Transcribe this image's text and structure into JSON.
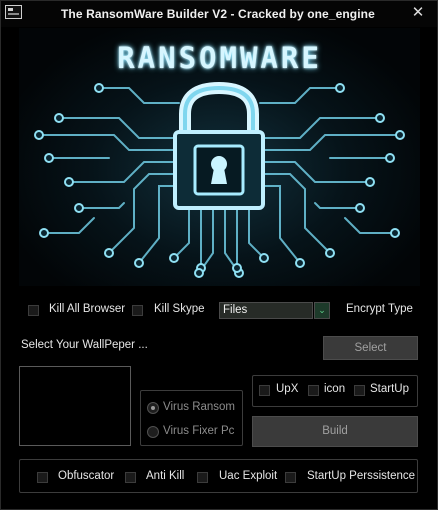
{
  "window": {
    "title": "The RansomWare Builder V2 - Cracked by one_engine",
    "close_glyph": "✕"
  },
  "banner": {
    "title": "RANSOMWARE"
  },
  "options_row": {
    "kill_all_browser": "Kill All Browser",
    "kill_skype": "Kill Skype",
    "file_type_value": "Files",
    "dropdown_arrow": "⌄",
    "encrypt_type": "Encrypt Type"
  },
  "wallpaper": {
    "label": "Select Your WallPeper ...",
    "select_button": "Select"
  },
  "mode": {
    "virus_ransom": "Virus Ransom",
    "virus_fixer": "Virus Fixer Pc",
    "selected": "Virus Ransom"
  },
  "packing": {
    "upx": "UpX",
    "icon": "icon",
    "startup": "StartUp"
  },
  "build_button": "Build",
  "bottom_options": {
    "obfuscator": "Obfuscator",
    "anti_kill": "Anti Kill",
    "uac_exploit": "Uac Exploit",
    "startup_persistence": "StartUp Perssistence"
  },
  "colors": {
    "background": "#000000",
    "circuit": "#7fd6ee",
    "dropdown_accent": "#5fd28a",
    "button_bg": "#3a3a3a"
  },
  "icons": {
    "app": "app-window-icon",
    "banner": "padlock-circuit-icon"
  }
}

▶ Work to be completed:
The data above must be given again in full and unaltered, minus its images.

▶ Task result:
Transcribe this image's text and structure into JSON.
{
  "window": {
    "title": "The RansomWare Builder V2 - Cracked by one_engine",
    "close_glyph": "✕"
  },
  "banner": {
    "title": "RANSOMWARE"
  },
  "options_row": {
    "kill_all_browser": "Kill All Browser",
    "kill_skype": "Kill Skype",
    "file_type_value": "Files",
    "dropdown_arrow": "⌄",
    "encrypt_type": "Encrypt Type"
  },
  "wallpaper": {
    "label": "Select Your WallPeper ...",
    "select_button": "Select"
  },
  "mode": {
    "virus_ransom": "Virus Ransom",
    "virus_fixer": "Virus Fixer Pc",
    "selected": "Virus Ransom"
  },
  "packing": {
    "upx": "UpX",
    "icon": "icon",
    "startup": "StartUp"
  },
  "build_button": "Build",
  "bottom_options": {
    "obfuscator": "Obfuscator",
    "anti_kill": "Anti Kill",
    "uac_exploit": "Uac Exploit",
    "startup_persistence": "StartUp Perssistence"
  },
  "colors": {
    "background": "#000000",
    "circuit": "#7fd6ee",
    "dropdown_accent": "#5fd28a",
    "button_bg": "#3a3a3a"
  },
  "icons": {
    "app": "app-window-icon",
    "banner": "padlock-circuit-icon"
  }
}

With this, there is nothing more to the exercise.